Write out all of the entries that follow, word for word, but skip the pictures.

---------- Input data

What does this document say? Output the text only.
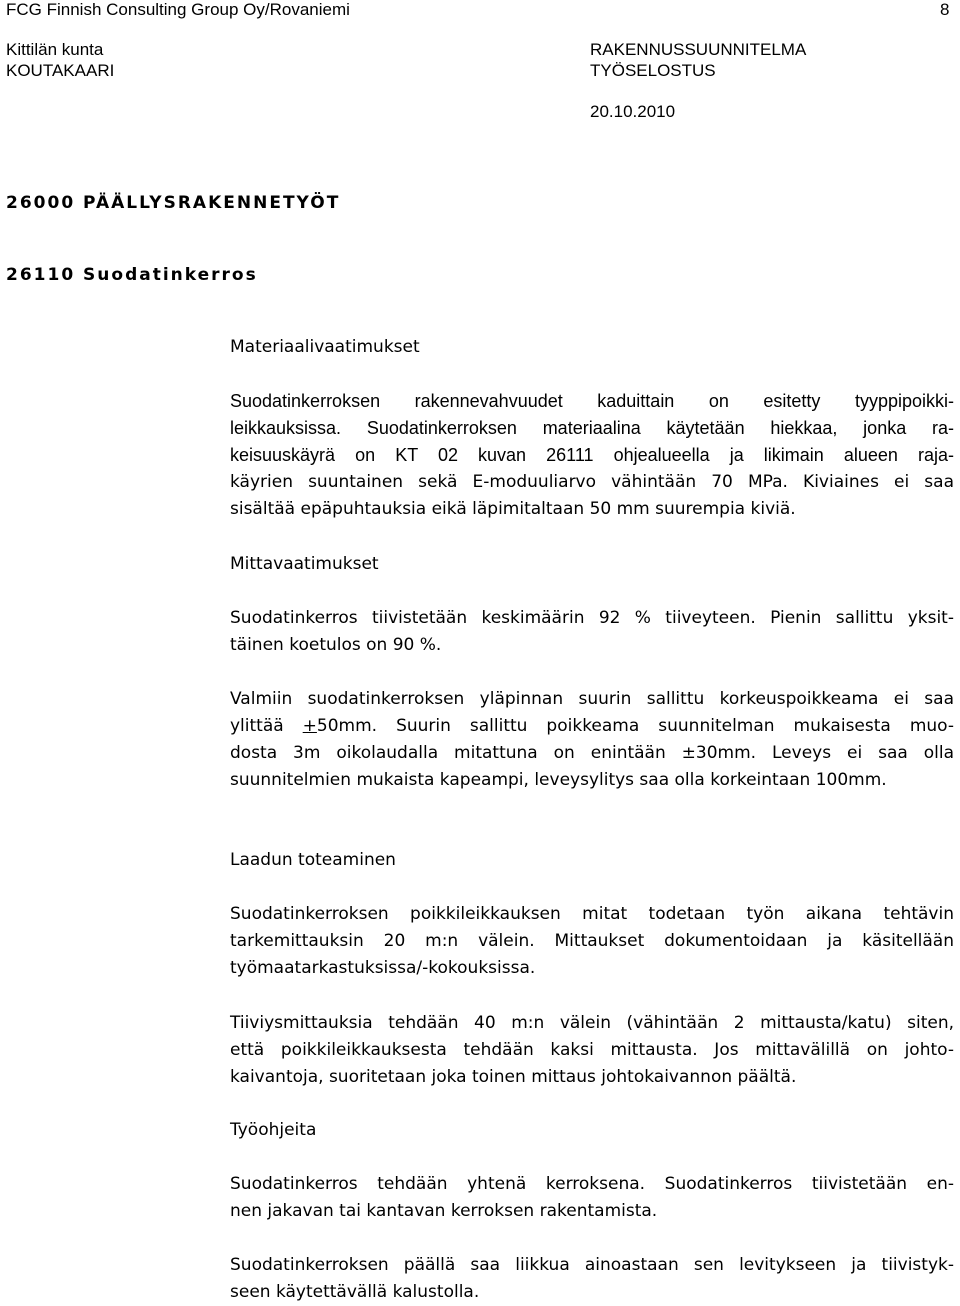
FCG Finnish Consulting Group Oy/Rovaniemi	8
Kittilän kunta
KOUTAKAARI
RAKENNUSSUUNNITELMA
TYÖSELOSTUS
20.10.2010
26000 PÄÄLLYSRAKENNETYÖT
26110 Suodatinkerros
Materiaalivaatimukset
Suodatinkerroksen rakennevahvuudet kaduittain on esitetty tyyppipoikki-
leikkauksissa. Suodatinkerroksen materiaalina käytetään hiekkaa, jonka ra-
keisuuskäyrä on KT 02 kuvan 26111 ohjealueella ja likimain alueen raja-
käyrien suuntainen sekä E-moduuliarvo vähintään 70 MPa. Kiviaines ei saa
sisältää epäpuhtauksia eikä läpimitaltaan 50 mm suurempia kiviä.
Mittavaatimukset
Suodatinkerros tiivistetään keskimäärin 92 % tiiveyteen. Pienin sallittu yksit-
täinen koetulos on 90 %.
Valmiin suodatinkerroksen yläpinnan suurin sallittu korkeuspoikkeama ei saa
ylittää +50mm. Suurin sallittu poikkeama suunnitelman mukaisesta muo-
dosta 3m oikolaudalla mitattuna on enintään ±30mm. Leveys ei saa olla
suunnitelmien mukaista kapeampi, leveysylitys saa olla korkeintaan 100mm.
Laadun toteaminen
Suodatinkerroksen poikkileikkauksen mitat todetaan työn aikana tehtävin
tarkemittauksin 20 m:n välein. Mittaukset dokumentoidaan ja käsitellään
työmaatarkastuksissa/-kokouksissa.
Tiiviysmittauksia tehdään 40 m:n välein (vähintään 2 mittausta/katu) siten,
että poikkileikkauksesta tehdään kaksi mittausta. Jos mittavälillä on johto-
kaivantoja, suoritetaan joka toinen mittaus johtokaivannon päältä.
Työohjeita
Suodatinkerros tehdään yhtenä kerroksena. Suodatinkerros tiivistetään en-
nen jakavan tai kantavan kerroksen rakentamista.
Suodatinkerroksen päällä saa liikkua ainoastaan sen levitykseen ja tiivistyk-
seen käytettävällä kalustolla.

--------------------

*Solution for this task:*
What does this document say? Output the text only.
FCG Finnish Consulting Group Oy/Rovaniemi	8
Kittilän kunta
KOUTAKAARI
RAKENNUSSUUNNITELMA
TYÖSELOSTUS
20.10.2010
26000 PÄÄLLYSRAKENNETYÖT
26110 Suodatinkerros
Materiaalivaatimukset
Suodatinkerroksen rakennevahvuudet kaduittain on esitetty tyyppipoikki-
leikkauksissa. Suodatinkerroksen materiaalina käytetään hiekkaa, jonka ra-
keisuuskäyrä on KT 02 kuvan 26111 ohjealueella ja likimain alueen raja-
käyrien suuntainen sekä E-moduuliarvo vähintään 70 MPa. Kiviaines ei saa
sisältää epäpuhtauksia eikä läpimitaltaan 50 mm suurempia kiviä.
Mittavaatimukset
Suodatinkerros tiivistetään keskimäärin 92 % tiiveyteen. Pienin sallittu yksit-
täinen koetulos on 90 %.
Valmiin suodatinkerroksen yläpinnan suurin sallittu korkeuspoikkeama ei saa
ylittää +50mm. Suurin sallittu poikkeama suunnitelman mukaisesta muo-
dosta 3m oikolaudalla mitattuna on enintään ±30mm. Leveys ei saa olla
suunnitelmien mukaista kapeampi, leveysylitys saa olla korkeintaan 100mm.
Laadun toteaminen
Suodatinkerroksen poikkileikkauksen mitat todetaan työn aikana tehtävin
tarkemittauksin 20 m:n välein. Mittaukset dokumentoidaan ja käsitellään
työmaatarkastuksissa/-kokouksissa.
Tiiviysmittauksia tehdään 40 m:n välein (vähintään 2 mittausta/katu) siten,
että poikkileikkauksesta tehdään kaksi mittausta. Jos mittavälillä on johto-
kaivantoja, suoritetaan joka toinen mittaus johtokaivannon päältä.
Työohjeita
Suodatinkerros tehdään yhtenä kerroksena. Suodatinkerros tiivistetään en-
nen jakavan tai kantavan kerroksen rakentamista.
Suodatinkerroksen päällä saa liikkua ainoastaan sen levitykseen ja tiivistyk-
seen käytettävällä kalustolla.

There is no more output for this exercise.